Data items

───

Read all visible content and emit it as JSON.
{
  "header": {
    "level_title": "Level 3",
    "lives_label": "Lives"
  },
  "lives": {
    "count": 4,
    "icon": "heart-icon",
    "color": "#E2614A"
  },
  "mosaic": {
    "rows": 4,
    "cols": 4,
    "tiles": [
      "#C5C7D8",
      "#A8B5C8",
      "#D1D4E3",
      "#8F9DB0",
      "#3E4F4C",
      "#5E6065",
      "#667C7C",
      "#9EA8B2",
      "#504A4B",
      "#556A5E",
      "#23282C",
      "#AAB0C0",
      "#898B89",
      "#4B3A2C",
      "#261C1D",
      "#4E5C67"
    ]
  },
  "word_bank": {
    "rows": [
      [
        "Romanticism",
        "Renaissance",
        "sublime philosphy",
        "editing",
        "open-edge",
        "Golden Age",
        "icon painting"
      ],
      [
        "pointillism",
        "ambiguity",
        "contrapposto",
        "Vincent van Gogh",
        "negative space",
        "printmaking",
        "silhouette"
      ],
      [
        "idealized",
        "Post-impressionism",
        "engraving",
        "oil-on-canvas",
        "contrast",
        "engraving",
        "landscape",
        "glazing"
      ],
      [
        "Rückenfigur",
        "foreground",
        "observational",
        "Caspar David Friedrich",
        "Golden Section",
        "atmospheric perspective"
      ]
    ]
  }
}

───

Your task is to repeat the data exactly, with nothing left out.

Read all visible content and emit it as JSON.
{
  "header": {
    "level_title": "Level 3",
    "lives_label": "Lives"
  },
  "lives": {
    "count": 4,
    "icon": "heart-icon",
    "color": "#E2614A"
  },
  "mosaic": {
    "rows": 4,
    "cols": 4,
    "tiles": [
      "#C5C7D8",
      "#A8B5C8",
      "#D1D4E3",
      "#8F9DB0",
      "#3E4F4C",
      "#5E6065",
      "#667C7C",
      "#9EA8B2",
      "#504A4B",
      "#556A5E",
      "#23282C",
      "#AAB0C0",
      "#898B89",
      "#4B3A2C",
      "#261C1D",
      "#4E5C67"
    ]
  },
  "word_bank": {
    "rows": [
      [
        "Romanticism",
        "Renaissance",
        "sublime philosphy",
        "editing",
        "open-edge",
        "Golden Age",
        "icon painting"
      ],
      [
        "pointillism",
        "ambiguity",
        "contrapposto",
        "Vincent van Gogh",
        "negative space",
        "printmaking",
        "silhouette"
      ],
      [
        "idealized",
        "Post-impressionism",
        "engraving",
        "oil-on-canvas",
        "contrast",
        "engraving",
        "landscape",
        "glazing"
      ],
      [
        "Rückenfigur",
        "foreground",
        "observational",
        "Caspar David Friedrich",
        "Golden Section",
        "atmospheric perspective"
      ]
    ]
  }
}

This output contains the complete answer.